Written task =
Show every line of the records below that contains the word "выборами".

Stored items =
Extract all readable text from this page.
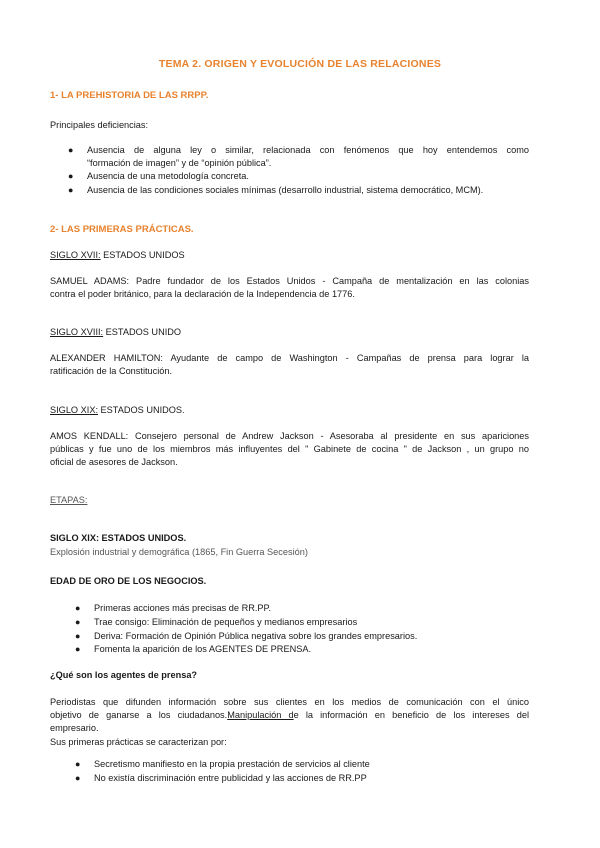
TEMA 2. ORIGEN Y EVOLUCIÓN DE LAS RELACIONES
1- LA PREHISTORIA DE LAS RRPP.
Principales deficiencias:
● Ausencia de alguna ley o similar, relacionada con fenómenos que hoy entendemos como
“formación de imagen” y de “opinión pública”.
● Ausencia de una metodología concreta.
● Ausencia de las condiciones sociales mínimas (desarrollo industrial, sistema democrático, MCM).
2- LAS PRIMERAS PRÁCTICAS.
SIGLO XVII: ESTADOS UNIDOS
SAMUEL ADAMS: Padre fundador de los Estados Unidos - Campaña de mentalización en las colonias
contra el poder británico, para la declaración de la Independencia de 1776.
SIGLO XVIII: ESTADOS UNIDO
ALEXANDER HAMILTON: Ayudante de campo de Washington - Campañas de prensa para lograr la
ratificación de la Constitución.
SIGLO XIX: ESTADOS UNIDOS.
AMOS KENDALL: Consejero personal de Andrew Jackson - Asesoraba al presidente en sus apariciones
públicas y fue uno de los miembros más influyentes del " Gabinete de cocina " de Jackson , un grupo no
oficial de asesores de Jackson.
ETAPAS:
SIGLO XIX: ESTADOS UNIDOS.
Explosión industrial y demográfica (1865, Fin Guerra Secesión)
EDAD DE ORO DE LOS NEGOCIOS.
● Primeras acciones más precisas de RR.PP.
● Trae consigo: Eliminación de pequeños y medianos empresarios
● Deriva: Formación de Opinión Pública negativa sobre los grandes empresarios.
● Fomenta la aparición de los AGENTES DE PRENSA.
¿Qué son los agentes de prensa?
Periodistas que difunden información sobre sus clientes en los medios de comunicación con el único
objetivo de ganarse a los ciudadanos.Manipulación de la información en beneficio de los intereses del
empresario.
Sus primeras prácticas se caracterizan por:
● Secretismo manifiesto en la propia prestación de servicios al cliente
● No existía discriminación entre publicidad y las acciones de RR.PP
* * *
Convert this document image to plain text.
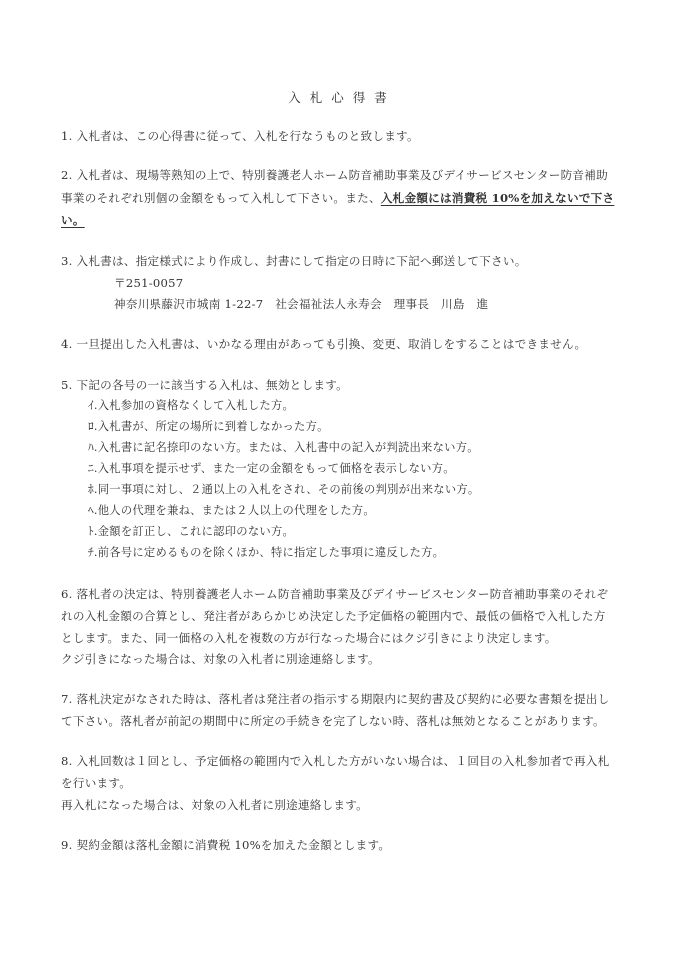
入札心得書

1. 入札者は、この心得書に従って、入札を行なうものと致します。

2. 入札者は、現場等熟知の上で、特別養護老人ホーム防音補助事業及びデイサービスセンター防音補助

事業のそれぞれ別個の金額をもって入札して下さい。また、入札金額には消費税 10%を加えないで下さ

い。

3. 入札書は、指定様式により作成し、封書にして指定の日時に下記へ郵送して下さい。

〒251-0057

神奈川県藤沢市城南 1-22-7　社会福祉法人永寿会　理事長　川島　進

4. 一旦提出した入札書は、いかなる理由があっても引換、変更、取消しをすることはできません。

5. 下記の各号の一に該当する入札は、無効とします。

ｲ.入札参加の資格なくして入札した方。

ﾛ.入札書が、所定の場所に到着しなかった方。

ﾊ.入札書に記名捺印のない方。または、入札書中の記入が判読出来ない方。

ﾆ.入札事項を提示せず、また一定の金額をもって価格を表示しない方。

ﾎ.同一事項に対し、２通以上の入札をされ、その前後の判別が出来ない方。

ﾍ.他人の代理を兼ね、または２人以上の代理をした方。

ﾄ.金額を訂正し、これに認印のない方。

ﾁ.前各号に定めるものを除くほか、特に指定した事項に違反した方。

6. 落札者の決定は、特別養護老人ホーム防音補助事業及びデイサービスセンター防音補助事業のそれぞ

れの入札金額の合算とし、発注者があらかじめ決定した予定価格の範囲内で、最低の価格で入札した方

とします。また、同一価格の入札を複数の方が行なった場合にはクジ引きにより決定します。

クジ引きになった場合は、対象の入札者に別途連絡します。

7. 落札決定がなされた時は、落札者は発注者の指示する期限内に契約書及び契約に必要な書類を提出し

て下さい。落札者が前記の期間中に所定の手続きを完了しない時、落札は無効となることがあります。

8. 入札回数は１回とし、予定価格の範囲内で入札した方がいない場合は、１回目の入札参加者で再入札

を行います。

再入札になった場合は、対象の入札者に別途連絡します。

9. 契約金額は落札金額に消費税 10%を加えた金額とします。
--
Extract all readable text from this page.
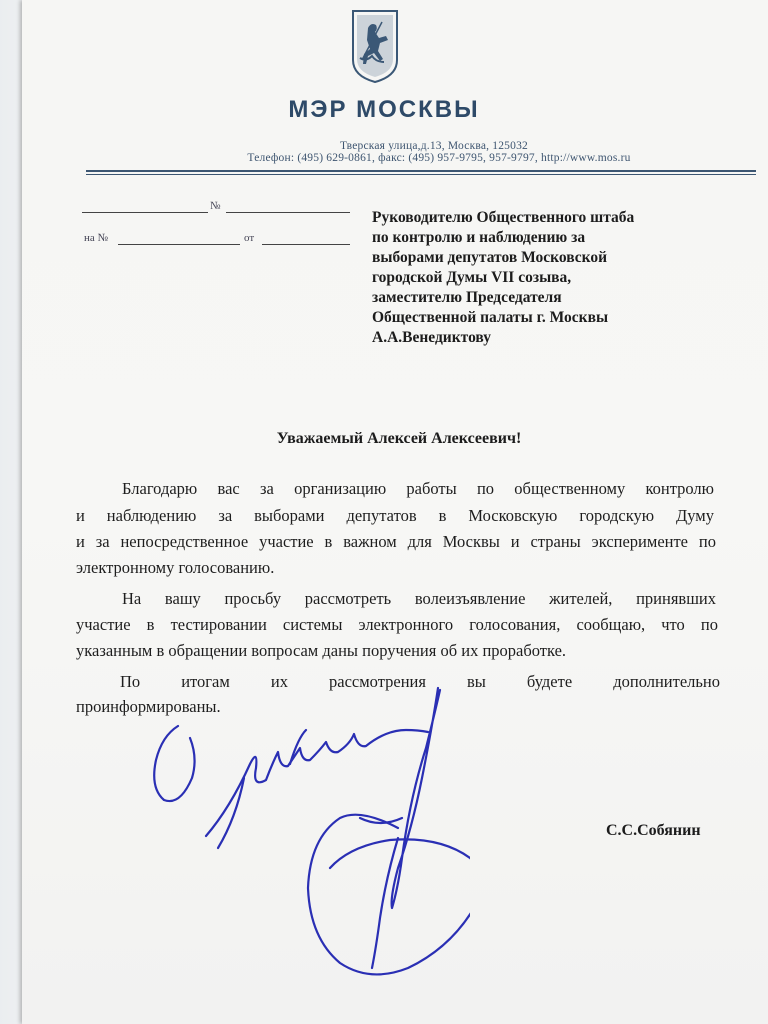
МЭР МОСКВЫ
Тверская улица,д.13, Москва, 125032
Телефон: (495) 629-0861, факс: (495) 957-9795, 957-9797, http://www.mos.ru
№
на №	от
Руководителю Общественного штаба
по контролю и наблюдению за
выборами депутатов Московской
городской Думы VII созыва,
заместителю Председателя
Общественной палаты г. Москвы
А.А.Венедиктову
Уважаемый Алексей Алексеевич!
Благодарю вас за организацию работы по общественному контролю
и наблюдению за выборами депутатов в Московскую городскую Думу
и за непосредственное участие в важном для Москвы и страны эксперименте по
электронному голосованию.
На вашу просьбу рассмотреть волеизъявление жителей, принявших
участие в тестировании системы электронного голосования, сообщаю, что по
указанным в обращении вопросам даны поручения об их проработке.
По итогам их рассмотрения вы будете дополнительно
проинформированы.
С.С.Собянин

Output for this exercise =
выборами депутатов Московской
и наблюдению за выборами депутатов в Московскую городскую Думу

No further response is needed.